* [BRIEF]: Check each line of the records below and collect those that include the word "Sales".
## Begin INPUT DATA
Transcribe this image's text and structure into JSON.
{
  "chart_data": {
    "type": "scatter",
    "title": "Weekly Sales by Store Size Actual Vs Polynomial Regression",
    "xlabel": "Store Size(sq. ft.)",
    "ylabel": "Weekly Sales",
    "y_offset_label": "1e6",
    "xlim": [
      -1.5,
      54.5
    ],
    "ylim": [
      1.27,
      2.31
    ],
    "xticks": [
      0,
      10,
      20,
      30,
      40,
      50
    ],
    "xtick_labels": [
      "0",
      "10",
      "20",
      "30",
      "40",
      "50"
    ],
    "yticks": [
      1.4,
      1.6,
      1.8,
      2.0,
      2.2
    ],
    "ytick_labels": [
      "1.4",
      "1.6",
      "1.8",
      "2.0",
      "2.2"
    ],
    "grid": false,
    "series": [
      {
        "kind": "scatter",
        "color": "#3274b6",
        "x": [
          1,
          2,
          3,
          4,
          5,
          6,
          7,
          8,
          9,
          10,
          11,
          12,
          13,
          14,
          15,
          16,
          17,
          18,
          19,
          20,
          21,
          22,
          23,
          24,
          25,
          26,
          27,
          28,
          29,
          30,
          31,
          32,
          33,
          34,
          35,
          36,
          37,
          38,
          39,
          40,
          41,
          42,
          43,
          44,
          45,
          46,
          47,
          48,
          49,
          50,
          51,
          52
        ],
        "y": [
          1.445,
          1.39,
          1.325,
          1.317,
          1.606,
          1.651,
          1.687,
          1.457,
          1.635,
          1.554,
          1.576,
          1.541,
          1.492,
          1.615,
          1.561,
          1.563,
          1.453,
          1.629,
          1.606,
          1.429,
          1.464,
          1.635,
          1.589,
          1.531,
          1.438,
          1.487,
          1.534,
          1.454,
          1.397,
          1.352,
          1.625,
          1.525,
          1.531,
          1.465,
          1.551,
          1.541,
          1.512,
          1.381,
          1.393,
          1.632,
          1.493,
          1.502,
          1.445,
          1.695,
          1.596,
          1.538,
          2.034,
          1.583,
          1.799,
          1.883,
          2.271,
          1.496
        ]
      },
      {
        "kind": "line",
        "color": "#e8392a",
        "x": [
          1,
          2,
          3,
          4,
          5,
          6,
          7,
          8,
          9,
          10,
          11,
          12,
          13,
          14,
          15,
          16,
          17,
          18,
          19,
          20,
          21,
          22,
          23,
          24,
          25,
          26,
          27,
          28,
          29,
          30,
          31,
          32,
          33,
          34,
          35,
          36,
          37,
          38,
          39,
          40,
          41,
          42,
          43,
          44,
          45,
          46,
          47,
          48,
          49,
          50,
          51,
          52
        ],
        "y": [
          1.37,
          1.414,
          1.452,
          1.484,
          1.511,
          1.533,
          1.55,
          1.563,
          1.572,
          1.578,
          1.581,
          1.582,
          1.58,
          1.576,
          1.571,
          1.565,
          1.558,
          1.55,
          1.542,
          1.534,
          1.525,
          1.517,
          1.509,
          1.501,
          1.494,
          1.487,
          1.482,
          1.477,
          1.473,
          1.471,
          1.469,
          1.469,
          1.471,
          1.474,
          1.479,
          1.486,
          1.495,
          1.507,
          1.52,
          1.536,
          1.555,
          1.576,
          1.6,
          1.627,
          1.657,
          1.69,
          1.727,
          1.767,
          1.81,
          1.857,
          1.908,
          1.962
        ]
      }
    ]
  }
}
## End INPUT DATA
* [EXPECTED OUTPUT]:
    "title": "Weekly Sales by Store Size Actual Vs Polynomial Regression",
    "ylabel": "Weekly Sales",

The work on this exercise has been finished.